The exercise =
What follows is a block of records; restate each one word for word.

+++++

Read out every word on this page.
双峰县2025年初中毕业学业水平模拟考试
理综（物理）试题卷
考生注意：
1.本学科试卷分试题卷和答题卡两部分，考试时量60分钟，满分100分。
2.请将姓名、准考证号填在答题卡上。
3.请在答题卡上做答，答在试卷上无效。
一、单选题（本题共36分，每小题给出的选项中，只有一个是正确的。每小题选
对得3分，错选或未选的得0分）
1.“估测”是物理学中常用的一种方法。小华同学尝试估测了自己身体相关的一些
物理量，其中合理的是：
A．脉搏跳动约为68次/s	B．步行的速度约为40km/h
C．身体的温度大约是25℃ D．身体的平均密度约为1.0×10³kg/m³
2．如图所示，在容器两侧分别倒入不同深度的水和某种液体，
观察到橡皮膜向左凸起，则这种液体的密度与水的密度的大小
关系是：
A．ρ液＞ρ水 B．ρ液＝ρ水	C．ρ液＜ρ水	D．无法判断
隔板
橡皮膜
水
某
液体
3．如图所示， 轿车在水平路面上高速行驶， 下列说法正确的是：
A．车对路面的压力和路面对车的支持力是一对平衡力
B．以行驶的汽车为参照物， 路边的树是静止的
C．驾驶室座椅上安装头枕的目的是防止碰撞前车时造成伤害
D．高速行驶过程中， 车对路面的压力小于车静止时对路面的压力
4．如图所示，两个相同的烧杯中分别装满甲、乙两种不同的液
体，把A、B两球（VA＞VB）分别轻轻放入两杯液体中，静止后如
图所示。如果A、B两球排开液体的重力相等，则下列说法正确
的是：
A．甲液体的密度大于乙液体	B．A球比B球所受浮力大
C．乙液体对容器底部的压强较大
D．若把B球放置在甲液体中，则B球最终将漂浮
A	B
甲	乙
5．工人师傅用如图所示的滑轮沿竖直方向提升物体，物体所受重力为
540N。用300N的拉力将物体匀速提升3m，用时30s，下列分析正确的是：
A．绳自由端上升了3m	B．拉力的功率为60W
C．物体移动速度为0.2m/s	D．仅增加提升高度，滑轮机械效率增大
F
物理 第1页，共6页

+++++

Solution =
Read out every word on this page.
双峰县2025年初中毕业学业水平模拟考试
理综（物理）试题卷
考生注意：
1.本学科试卷分试题卷和答题卡两部分，考试时量60分钟，满分100分。
2.请将姓名、准考证号填在答题卡上。
3.请在答题卡上做答，答在试卷上无效。
一、单选题（本题共36分，每小题给出的选项中，只有一个是正确的。每小题选
对得3分，错选或未选的得0分）
1.“估测”是物理学中常用的一种方法。小华同学尝试估测了自己身体相关的一些
物理量，其中合理的是：
A．脉搏跳动约为68次/s	B．步行的速度约为40km/h
C．身体的温度大约是25℃ D．身体的平均密度约为1.0×10³kg/m³
2．如图所示，在容器两侧分别倒入不同深度的水和某种液体，
观察到橡皮膜向左凸起，则这种液体的密度与水的密度的大小
关系是：
A．ρ液＞ρ水 B．ρ液＝ρ水	C．ρ液＜ρ水	D．无法判断
隔板
橡皮膜
水
某
液体
3．如图所示， 轿车在水平路面上高速行驶， 下列说法正确的是：
A．车对路面的压力和路面对车的支持力是一对平衡力
B．以行驶的汽车为参照物， 路边的树是静止的
C．驾驶室座椅上安装头枕的目的是防止碰撞前车时造成伤害
D．高速行驶过程中， 车对路面的压力小于车静止时对路面的压力
4．如图所示，两个相同的烧杯中分别装满甲、乙两种不同的液
体，把A、B两球（VA＞VB）分别轻轻放入两杯液体中，静止后如
图所示。如果A、B两球排开液体的重力相等，则下列说法正确
的是：
A．甲液体的密度大于乙液体	B．A球比B球所受浮力大
C．乙液体对容器底部的压强较大
D．若把B球放置在甲液体中，则B球最终将漂浮
A	B
甲	乙
5．工人师傅用如图所示的滑轮沿竖直方向提升物体，物体所受重力为
540N。用300N的拉力将物体匀速提升3m，用时30s，下列分析正确的是：
A．绳自由端上升了3m	B．拉力的功率为60W
C．物体移动速度为0.2m/s	D．仅增加提升高度，滑轮机械效率增大
F
物理 第1页，共6页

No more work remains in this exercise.